— START LISTED ENTRIES —

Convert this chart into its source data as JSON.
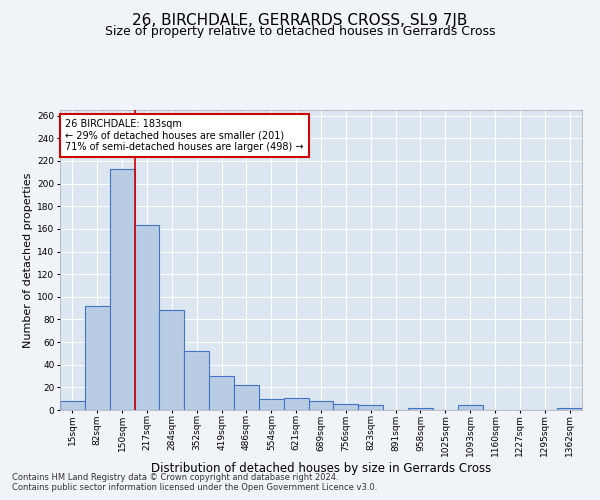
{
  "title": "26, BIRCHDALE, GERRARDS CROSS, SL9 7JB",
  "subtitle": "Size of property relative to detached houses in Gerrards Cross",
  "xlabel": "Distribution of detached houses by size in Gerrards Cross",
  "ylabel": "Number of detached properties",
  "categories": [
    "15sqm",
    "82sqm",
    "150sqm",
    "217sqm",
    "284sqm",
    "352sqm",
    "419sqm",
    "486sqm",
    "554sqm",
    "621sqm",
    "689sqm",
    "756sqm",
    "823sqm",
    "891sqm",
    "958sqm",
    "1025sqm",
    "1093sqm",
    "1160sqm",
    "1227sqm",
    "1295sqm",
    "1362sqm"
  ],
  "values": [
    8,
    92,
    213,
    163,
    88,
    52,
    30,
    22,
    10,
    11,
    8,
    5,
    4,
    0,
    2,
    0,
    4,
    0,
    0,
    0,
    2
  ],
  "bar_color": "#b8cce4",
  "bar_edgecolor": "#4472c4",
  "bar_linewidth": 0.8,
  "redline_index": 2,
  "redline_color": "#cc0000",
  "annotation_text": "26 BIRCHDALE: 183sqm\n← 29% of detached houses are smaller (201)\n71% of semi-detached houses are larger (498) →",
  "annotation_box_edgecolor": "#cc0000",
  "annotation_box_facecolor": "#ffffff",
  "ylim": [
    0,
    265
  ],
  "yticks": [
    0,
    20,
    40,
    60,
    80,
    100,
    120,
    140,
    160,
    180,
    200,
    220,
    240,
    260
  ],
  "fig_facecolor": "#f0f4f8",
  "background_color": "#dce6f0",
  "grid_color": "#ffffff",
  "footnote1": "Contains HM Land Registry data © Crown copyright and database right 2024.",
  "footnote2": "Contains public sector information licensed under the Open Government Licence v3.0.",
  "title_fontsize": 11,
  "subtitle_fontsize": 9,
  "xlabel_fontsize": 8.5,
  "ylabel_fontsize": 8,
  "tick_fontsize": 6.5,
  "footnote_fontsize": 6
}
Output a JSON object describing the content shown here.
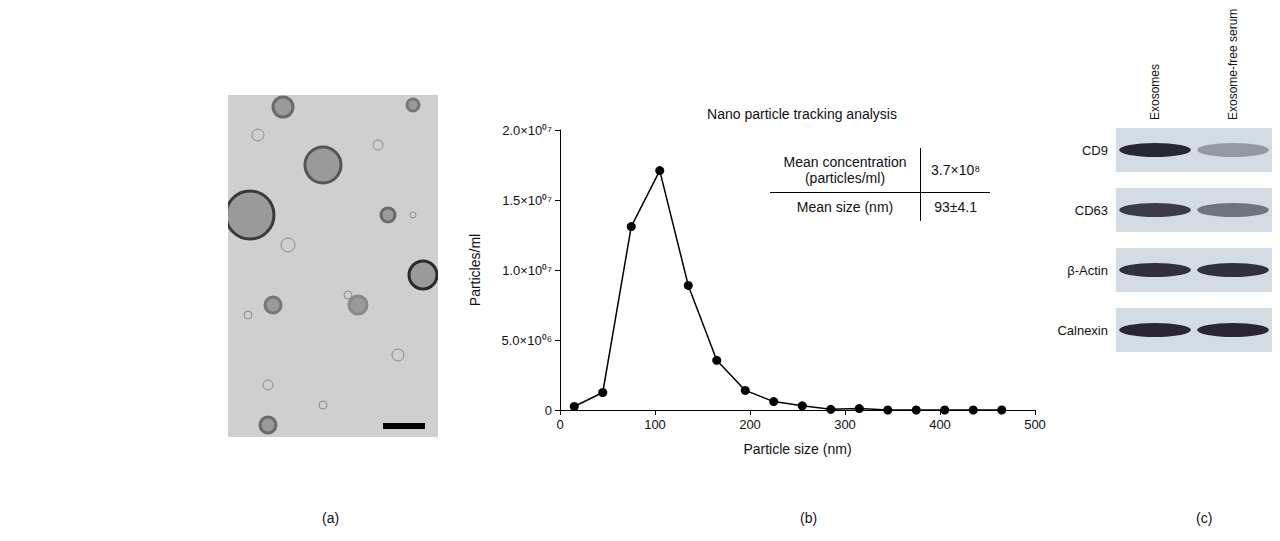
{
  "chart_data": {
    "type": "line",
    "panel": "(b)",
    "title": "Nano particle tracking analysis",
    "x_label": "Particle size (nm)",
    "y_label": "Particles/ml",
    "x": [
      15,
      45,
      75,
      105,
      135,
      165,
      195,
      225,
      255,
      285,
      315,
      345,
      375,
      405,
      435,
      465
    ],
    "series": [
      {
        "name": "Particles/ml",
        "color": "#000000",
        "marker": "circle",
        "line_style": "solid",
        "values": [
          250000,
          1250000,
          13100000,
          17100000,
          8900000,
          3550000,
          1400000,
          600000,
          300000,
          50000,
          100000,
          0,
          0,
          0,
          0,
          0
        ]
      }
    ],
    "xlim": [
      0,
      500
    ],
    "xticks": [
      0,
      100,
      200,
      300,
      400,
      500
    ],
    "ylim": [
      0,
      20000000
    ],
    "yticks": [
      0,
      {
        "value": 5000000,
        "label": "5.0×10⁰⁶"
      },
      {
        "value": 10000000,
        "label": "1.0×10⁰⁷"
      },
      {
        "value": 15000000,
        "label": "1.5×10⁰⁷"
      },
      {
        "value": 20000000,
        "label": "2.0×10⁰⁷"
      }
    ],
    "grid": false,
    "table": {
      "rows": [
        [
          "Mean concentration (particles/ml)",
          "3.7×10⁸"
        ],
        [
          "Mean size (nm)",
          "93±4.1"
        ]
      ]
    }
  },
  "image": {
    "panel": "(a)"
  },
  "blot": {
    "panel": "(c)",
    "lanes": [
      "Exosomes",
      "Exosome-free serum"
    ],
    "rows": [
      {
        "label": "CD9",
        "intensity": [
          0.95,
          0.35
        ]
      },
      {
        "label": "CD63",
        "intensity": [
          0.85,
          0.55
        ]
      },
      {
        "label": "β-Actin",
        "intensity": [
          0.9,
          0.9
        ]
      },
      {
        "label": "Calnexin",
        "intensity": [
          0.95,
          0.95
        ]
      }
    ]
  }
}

— END LISTED ENTRIES —

Give all the entries again exactly, dropping each picture.

Convert this chart into its source data as JSON.
{
  "title": "26, BIRCHDALE, GERRARDS CROSS, SL9 7JB",
  "subtitle": "Size of property relative to detached houses in Gerrards Cross",
  "xlabel": "Distribution of detached houses by size in Gerrards Cross",
  "ylabel": "Number of detached properties",
  "categories": [
    "15sqm",
    "82sqm",
    "150sqm",
    "217sqm",
    "284sqm",
    "352sqm",
    "419sqm",
    "486sqm",
    "554sqm",
    "621sqm",
    "689sqm",
    "756sqm",
    "823sqm",
    "891sqm",
    "958sqm",
    "1025sqm",
    "1093sqm",
    "1160sqm",
    "1227sqm",
    "1295sqm",
    "1362sqm"
  ],
  "values": [
    8,
    92,
    213,
    163,
    88,
    52,
    30,
    22,
    10,
    11,
    8,
    5,
    4,
    0,
    2,
    0,
    4,
    0,
    0,
    0,
    2
  ],
  "bar_color": "#b8cce4",
  "bar_edgecolor": "#4472c4",
  "bar_linewidth": 0.8,
  "redline_index": 2,
  "redline_color": "#cc0000",
  "annotation_text": "26 BIRCHDALE: 183sqm\n← 29% of detached houses are smaller (201)\n71% of semi-detached houses are larger (498) →",
  "annotation_box_edgecolor": "#cc0000",
  "annotation_box_facecolor": "#ffffff",
  "ylim": [
    0,
    265
  ],
  "yticks": [
    0,
    20,
    40,
    60,
    80,
    100,
    120,
    140,
    160,
    180,
    200,
    220,
    240,
    260
  ],
  "fig_facecolor": "#f0f4f8",
  "background_color": "#dce6f0",
  "grid_color": "#ffffff",
  "footnote1": "Contains HM Land Registry data © Crown copyright and database right 2024.",
  "footnote2": "Contains public sector information licensed under the Open Government Licence v3.0.",
  "title_fontsize": 11,
  "subtitle_fontsize": 9,
  "xlabel_fontsize": 8.5,
  "ylabel_fontsize": 8,
  "tick_fontsize": 6.5,
  "footnote_fontsize": 6
}
Output a JSON object describing the content shown here.
{
  "chart_data": {
    "type": "line",
    "panel": "(b)",
    "title": "Nano particle tracking analysis",
    "x_label": "Particle size (nm)",
    "y_label": "Particles/ml",
    "x": [
      15,
      45,
      75,
      105,
      135,
      165,
      195,
      225,
      255,
      285,
      315,
      345,
      375,
      405,
      435,
      465
    ],
    "series": [
      {
        "name": "Particles/ml",
        "color": "#000000",
        "marker": "circle",
        "line_style": "solid",
        "values": [
          250000,
          1250000,
          13100000,
          17100000,
          8900000,
          3550000,
          1400000,
          600000,
          300000,
          50000,
          100000,
          0,
          0,
          0,
          0,
          0
        ]
      }
    ],
    "xlim": [
      0,
      500
    ],
    "xticks": [
      0,
      100,
      200,
      300,
      400,
      500
    ],
    "ylim": [
      0,
      20000000
    ],
    "yticks": [
      0,
      {
        "value": 5000000,
        "label": "5.0×10⁰⁶"
      },
      {
        "value": 10000000,
        "label": "1.0×10⁰⁷"
      },
      {
        "value": 15000000,
        "label": "1.5×10⁰⁷"
      },
      {
        "value": 20000000,
        "label": "2.0×10⁰⁷"
      }
    ],
    "grid": false,
    "table": {
      "rows": [
        [
          "Mean concentration (particles/ml)",
          "3.7×10⁸"
        ],
        [
          "Mean size (nm)",
          "93±4.1"
        ]
      ]
    }
  },
  "image": {
    "panel": "(a)"
  },
  "blot": {
    "panel": "(c)",
    "lanes": [
      "Exosomes",
      "Exosome-free serum"
    ],
    "rows": [
      {
        "label": "CD9",
        "intensity": [
          0.95,
          0.35
        ]
      },
      {
        "label": "CD63",
        "intensity": [
          0.85,
          0.55
        ]
      },
      {
        "label": "β-Actin",
        "intensity": [
          0.9,
          0.9
        ]
      },
      {
        "label": "Calnexin",
        "intensity": [
          0.95,
          0.95
        ]
      }
    ]
  }
}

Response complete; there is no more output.